=== Supplied records ===

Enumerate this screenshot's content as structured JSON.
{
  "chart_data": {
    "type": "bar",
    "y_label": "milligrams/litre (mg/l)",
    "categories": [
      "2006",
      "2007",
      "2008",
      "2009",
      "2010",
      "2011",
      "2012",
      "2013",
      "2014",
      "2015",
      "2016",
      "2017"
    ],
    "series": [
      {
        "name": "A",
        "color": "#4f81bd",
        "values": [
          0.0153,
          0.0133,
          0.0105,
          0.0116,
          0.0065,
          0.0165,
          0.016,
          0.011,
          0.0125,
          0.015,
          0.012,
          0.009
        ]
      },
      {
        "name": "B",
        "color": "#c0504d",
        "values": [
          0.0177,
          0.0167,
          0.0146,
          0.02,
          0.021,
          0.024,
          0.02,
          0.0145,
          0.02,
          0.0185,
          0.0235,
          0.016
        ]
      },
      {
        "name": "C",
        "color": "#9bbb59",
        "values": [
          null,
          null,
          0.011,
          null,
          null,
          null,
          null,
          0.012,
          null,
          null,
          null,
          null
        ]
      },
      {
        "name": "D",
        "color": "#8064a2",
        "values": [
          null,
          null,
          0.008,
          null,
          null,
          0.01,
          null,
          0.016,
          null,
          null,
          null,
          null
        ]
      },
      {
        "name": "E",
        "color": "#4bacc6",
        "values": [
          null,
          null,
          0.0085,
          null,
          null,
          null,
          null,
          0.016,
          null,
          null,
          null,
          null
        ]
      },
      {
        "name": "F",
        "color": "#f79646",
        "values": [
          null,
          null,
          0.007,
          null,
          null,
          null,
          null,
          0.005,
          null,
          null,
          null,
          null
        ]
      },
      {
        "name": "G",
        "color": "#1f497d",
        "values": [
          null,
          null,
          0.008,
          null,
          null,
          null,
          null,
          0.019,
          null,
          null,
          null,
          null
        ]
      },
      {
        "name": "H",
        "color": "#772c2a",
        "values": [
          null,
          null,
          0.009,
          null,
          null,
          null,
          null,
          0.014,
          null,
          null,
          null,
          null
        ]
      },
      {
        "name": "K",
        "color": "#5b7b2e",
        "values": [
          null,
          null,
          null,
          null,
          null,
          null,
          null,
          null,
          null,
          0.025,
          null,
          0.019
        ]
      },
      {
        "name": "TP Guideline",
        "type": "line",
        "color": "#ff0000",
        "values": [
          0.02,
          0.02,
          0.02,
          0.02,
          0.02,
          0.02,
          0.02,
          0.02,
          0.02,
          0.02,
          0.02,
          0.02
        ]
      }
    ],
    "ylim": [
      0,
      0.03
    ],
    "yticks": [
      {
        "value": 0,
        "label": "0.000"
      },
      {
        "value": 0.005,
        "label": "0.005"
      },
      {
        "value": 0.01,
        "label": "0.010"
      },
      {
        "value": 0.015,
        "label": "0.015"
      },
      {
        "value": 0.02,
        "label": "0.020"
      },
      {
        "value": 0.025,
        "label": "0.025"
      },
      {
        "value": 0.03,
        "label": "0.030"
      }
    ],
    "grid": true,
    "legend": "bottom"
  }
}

===

Copy, from the material, each line that holds the string "color".

        "color": "#4f81bd",
        "color": "#c0504d",
        "color": "#9bbb59",
        "color": "#8064a2",
        "color": "#4bacc6",
        "color": "#f79646",
        "color": "#1f497d",
        "color": "#772c2a",
        "color": "#5b7b2e",
        "color": "#ff0000",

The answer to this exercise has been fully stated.